[Dataset items]
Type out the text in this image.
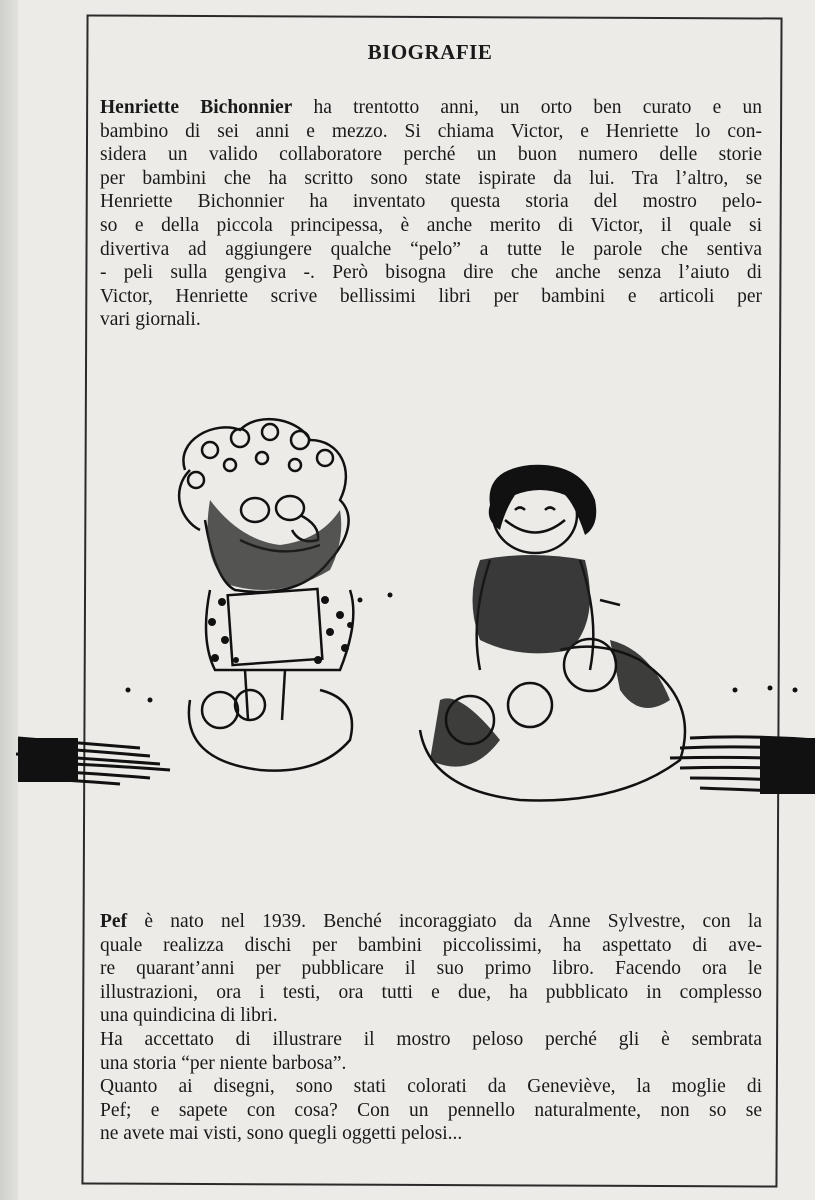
BIOGRAFIE
Henriette Bichonnier ha trentotto anni, un orto ben curato e un
bambino di sei anni e mezzo. Si chiama Victor, e Henriette lo con-
sidera un valido collaboratore perché un buon numero delle storie
per bambini che ha scritto sono state ispirate da lui. Tra l’altro, se
Henriette Bichonnier ha inventato questa storia del mostro pelo-
so e della piccola principessa, è anche merito di Victor, il quale si
divertiva ad aggiungere qualche “pelo” a tutte le parole che sentiva
- peli sulla gengiva -. Però bisogna dire che anche senza l’aiuto di
Victor, Henriette scrive bellissimi libri per bambini e articoli per
vari giornali.
Pef è nato nel 1939. Benché incoraggiato da Anne Sylvestre, con la
quale realizza dischi per bambini piccolissimi, ha aspettato di ave-
re quarant’anni per pubblicare il suo primo libro. Facendo ora le
illustrazioni, ora i testi, ora tutti e due, ha pubblicato in complesso
una quindicina di libri.
Ha accettato di illustrare il mostro peloso perché gli è sembrata
una storia “per niente barbosa”.
Quanto ai disegni, sono stati colorati da Geneviève, la moglie di
Pef; e sapete con cosa? Con un pennello naturalmente, non so se
ne avete mai visti, sono quegli oggetti pelosi...
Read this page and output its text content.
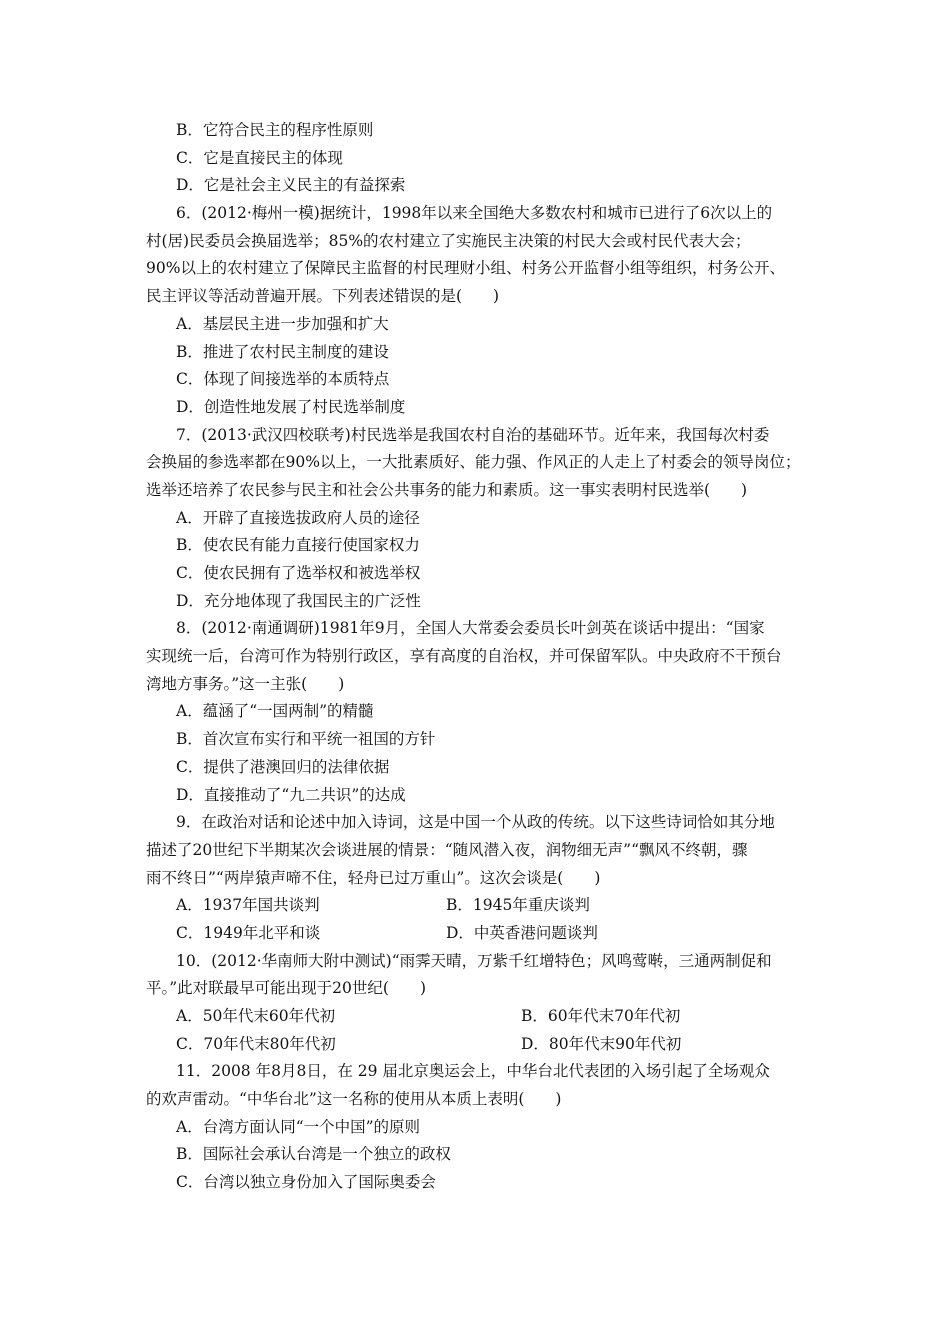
B．它符合民主的程序性原则
C．它是直接民主的体现
D．它是社会主义民主的有益探索
6．(2012·梅州一模)据统计，1998年以来全国绝大多数农村和城市已进行了6次以上的
村(居)民委员会换届选举；85%的农村建立了实施民主决策的村民大会或村民代表大会；
90%以上的农村建立了保障民主监督的村民理财小组、村务公开监督小组等组织，村务公开、
民主评议等活动普遍开展。下列表述错误的是(　　)
A．基层民主进一步加强和扩大
B．推进了农村民主制度的建设
C．体现了间接选举的本质特点
D．创造性地发展了村民选举制度
7．(2013·武汉四校联考)村民选举是我国农村自治的基础环节。近年来，我国每次村委
会换届的参选率都在90%以上，一大批素质好、能力强、作风正的人走上了村委会的领导岗位；
选举还培养了农民参与民主和社会公共事务的能力和素质。这一事实表明村民选举(　　)
A．开辟了直接选拔政府人员的途径
B．使农民有能力直接行使国家权力
C．使农民拥有了选举权和被选举权
D．充分地体现了我国民主的广泛性
8．(2012·南通调研)1981年9月，全国人大常委会委员长叶剑英在谈话中提出：“国家
实现统一后，台湾可作为特别行政区，享有高度的自治权，并可保留军队。中央政府不干预台
湾地方事务。”这一主张(　　)
A．蕴涵了“一国两制”的精髓
B．首次宣布实行和平统一祖国的方针
C．提供了港澳回归的法律依据
D．直接推动了“九二共识”的达成
9．在政治对话和论述中加入诗词，这是中国一个从政的传统。以下这些诗词恰如其分地
描述了20世纪下半期某次会谈进展的情景：“随风潜入夜，润物细无声”“飘风不终朝，骤
雨不终日”“两岸猿声啼不住，轻舟已过万重山”。这次会谈是(　　)
A．1937年国共谈判	B．1945年重庆谈判
C．1949年北平和谈	D．中英香港问题谈判
10．(2012·华南师大附中测试)“雨霁天晴，万紫千红增特色；风鸣莺啭，三通两制促和
平。”此对联最早可能出现于20世纪(　　)
A．50年代末60年代初	B．60年代末70年代初
C．70年代末80年代初	D．80年代末90年代初
11．2008 年8月8日，在 29 届北京奥运会上，中华台北代表团的入场引起了全场观众
的欢声雷动。“中华台北”这一名称的使用从本质上表明(　　)
A．台湾方面认同“一个中国”的原则
B．国际社会承认台湾是一个独立的政权
C．台湾以独立身份加入了国际奥委会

| BRIEF |
Repeat the material above in full and exactly, apart from the pictures.

| EXERCISE SOLUTION |
Type out the text in this image.
BIOGRAFIE
Henriette Bichonnier ha trentotto anni, un orto ben curato e un
bambino di sei anni e mezzo. Si chiama Victor, e Henriette lo con-
sidera un valido collaboratore perché un buon numero delle storie
per bambini che ha scritto sono state ispirate da lui. Tra l’altro, se
Henriette Bichonnier ha inventato questa storia del mostro pelo-
so e della piccola principessa, è anche merito di Victor, il quale si
divertiva ad aggiungere qualche “pelo” a tutte le parole che sentiva
- peli sulla gengiva -. Però bisogna dire che anche senza l’aiuto di
Victor, Henriette scrive bellissimi libri per bambini e articoli per
vari giornali.
Pef è nato nel 1939. Benché incoraggiato da Anne Sylvestre, con la
quale realizza dischi per bambini piccolissimi, ha aspettato di ave-
re quarant’anni per pubblicare il suo primo libro. Facendo ora le
illustrazioni, ora i testi, ora tutti e due, ha pubblicato in complesso
una quindicina di libri.
Ha accettato di illustrare il mostro peloso perché gli è sembrata
una storia “per niente barbosa”.
Quanto ai disegni, sono stati colorati da Geneviève, la moglie di
Pef; e sapete con cosa? Con un pennello naturalmente, non so se
ne avete mai visti, sono quegli oggetti pelosi...
Read this page and output its text content.
B．它符合民主的程序性原则
C．它是直接民主的体现
D．它是社会主义民主的有益探索
6．(2012·梅州一模)据统计，1998年以来全国绝大多数农村和城市已进行了6次以上的
村(居)民委员会换届选举；85%的农村建立了实施民主决策的村民大会或村民代表大会；
90%以上的农村建立了保障民主监督的村民理财小组、村务公开监督小组等组织，村务公开、
民主评议等活动普遍开展。下列表述错误的是(　　)
A．基层民主进一步加强和扩大
B．推进了农村民主制度的建设
C．体现了间接选举的本质特点
D．创造性地发展了村民选举制度
7．(2013·武汉四校联考)村民选举是我国农村自治的基础环节。近年来，我国每次村委
会换届的参选率都在90%以上，一大批素质好、能力强、作风正的人走上了村委会的领导岗位；
选举还培养了农民参与民主和社会公共事务的能力和素质。这一事实表明村民选举(　　)
A．开辟了直接选拔政府人员的途径
B．使农民有能力直接行使国家权力
C．使农民拥有了选举权和被选举权
D．充分地体现了我国民主的广泛性
8．(2012·南通调研)1981年9月，全国人大常委会委员长叶剑英在谈话中提出：“国家
实现统一后，台湾可作为特别行政区，享有高度的自治权，并可保留军队。中央政府不干预台
湾地方事务。”这一主张(　　)
A．蕴涵了“一国两制”的精髓
B．首次宣布实行和平统一祖国的方针
C．提供了港澳回归的法律依据
D．直接推动了“九二共识”的达成
9．在政治对话和论述中加入诗词，这是中国一个从政的传统。以下这些诗词恰如其分地
描述了20世纪下半期某次会谈进展的情景：“随风潜入夜，润物细无声”“飘风不终朝，骤
雨不终日”“两岸猿声啼不住，轻舟已过万重山”。这次会谈是(　　)
A．1937年国共谈判	B．1945年重庆谈判
C．1949年北平和谈	D．中英香港问题谈判
10．(2012·华南师大附中测试)“雨霁天晴，万紫千红增特色；风鸣莺啭，三通两制促和
平。”此对联最早可能出现于20世纪(　　)
A．50年代末60年代初	B．60年代末70年代初
C．70年代末80年代初	D．80年代末90年代初
11．2008 年8月8日，在 29 届北京奥运会上，中华台北代表团的入场引起了全场观众
的欢声雷动。“中华台北”这一名称的使用从本质上表明(　　)
A．台湾方面认同“一个中国”的原则
B．国际社会承认台湾是一个独立的政权
C．台湾以独立身份加入了国际奥委会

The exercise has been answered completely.